--- Given data ---
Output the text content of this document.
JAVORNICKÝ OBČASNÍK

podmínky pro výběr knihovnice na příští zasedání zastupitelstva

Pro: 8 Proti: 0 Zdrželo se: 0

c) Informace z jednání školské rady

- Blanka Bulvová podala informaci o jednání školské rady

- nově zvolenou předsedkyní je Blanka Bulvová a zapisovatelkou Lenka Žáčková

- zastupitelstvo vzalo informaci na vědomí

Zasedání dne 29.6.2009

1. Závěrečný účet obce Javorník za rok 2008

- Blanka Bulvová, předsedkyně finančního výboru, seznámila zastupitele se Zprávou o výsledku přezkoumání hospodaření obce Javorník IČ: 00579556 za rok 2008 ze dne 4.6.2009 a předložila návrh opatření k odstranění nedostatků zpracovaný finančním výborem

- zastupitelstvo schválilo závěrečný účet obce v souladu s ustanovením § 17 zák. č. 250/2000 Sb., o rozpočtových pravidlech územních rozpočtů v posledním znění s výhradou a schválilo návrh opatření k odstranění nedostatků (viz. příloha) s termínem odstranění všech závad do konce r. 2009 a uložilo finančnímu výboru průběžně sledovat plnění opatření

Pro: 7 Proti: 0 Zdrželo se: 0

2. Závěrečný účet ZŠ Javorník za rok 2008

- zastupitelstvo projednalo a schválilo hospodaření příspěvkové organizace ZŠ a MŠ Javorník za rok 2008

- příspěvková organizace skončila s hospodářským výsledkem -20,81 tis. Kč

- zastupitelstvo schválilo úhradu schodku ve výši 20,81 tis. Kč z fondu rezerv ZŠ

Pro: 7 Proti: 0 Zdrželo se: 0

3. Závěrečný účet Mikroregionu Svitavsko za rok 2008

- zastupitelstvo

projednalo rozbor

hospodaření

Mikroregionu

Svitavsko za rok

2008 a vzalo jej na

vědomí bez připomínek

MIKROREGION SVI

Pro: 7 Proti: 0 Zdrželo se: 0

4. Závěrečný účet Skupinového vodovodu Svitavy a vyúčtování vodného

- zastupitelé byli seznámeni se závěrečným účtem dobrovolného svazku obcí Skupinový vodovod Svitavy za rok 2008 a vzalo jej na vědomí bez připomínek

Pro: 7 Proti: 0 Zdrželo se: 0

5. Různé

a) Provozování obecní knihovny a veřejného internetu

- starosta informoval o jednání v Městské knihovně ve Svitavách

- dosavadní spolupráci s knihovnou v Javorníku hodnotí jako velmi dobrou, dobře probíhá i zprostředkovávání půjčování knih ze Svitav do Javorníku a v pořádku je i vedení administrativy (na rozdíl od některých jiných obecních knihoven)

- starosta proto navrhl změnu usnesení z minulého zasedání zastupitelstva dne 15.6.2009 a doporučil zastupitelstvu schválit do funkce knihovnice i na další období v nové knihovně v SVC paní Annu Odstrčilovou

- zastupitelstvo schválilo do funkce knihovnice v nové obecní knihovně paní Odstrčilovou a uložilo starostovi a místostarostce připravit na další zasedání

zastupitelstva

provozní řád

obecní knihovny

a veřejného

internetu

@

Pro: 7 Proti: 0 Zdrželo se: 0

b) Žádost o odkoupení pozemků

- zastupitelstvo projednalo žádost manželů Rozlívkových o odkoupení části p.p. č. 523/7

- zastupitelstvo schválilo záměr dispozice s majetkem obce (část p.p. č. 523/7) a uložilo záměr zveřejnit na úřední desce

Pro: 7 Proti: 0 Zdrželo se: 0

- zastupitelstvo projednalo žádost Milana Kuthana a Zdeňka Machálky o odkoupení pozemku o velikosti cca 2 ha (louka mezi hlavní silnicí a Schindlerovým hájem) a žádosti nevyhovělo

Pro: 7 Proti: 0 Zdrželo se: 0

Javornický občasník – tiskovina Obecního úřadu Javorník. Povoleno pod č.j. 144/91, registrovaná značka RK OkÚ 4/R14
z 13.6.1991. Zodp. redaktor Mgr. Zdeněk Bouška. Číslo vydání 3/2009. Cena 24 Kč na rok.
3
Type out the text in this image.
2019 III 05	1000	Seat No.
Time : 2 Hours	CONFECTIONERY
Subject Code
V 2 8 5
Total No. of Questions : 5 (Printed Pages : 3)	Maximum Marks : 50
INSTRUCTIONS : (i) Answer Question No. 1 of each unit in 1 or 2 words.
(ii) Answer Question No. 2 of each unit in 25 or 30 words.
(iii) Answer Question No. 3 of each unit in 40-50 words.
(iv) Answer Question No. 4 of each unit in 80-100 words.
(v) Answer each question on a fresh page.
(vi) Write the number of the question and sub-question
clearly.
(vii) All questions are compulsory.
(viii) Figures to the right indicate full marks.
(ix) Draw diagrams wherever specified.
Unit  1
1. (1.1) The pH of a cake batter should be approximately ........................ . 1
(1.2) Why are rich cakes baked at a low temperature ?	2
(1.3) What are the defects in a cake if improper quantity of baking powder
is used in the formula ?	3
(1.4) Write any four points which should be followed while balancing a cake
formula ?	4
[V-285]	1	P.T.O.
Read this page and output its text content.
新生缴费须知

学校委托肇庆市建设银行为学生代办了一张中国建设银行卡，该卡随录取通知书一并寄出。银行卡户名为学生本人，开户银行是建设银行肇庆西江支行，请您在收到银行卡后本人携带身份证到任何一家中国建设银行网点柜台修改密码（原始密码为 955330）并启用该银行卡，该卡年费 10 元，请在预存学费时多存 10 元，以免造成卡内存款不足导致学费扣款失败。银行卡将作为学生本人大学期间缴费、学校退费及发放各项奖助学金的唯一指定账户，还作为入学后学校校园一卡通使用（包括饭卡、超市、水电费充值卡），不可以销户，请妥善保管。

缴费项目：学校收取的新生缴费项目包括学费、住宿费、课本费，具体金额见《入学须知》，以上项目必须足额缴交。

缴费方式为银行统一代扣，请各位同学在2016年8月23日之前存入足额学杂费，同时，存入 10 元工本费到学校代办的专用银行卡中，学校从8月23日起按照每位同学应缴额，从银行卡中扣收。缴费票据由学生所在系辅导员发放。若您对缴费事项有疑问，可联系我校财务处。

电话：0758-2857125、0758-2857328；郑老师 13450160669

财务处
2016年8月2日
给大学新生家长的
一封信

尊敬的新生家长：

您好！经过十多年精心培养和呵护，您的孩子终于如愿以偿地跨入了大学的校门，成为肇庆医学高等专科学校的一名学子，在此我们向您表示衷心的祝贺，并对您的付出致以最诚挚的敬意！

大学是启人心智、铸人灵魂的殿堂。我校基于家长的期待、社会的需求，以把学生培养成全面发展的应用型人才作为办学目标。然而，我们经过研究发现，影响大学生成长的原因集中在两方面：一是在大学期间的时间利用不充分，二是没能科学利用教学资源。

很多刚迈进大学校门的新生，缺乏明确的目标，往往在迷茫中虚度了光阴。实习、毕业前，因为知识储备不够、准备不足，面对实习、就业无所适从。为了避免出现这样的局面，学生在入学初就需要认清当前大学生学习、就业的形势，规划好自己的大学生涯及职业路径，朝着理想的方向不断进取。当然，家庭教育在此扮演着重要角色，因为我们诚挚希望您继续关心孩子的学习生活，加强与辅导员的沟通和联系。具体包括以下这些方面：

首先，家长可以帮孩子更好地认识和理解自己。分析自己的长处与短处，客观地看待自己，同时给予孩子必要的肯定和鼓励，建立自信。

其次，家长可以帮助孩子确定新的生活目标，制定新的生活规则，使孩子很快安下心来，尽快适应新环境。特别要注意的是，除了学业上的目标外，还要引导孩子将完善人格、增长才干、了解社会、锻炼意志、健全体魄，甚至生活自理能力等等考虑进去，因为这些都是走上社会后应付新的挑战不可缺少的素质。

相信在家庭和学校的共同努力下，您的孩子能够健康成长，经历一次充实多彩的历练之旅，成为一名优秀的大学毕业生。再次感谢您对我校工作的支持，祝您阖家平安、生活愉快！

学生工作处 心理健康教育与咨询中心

--- Your task ---
Go through the records line by line and count those containing the string "text". Give only the total.

--- Worked answer ---
3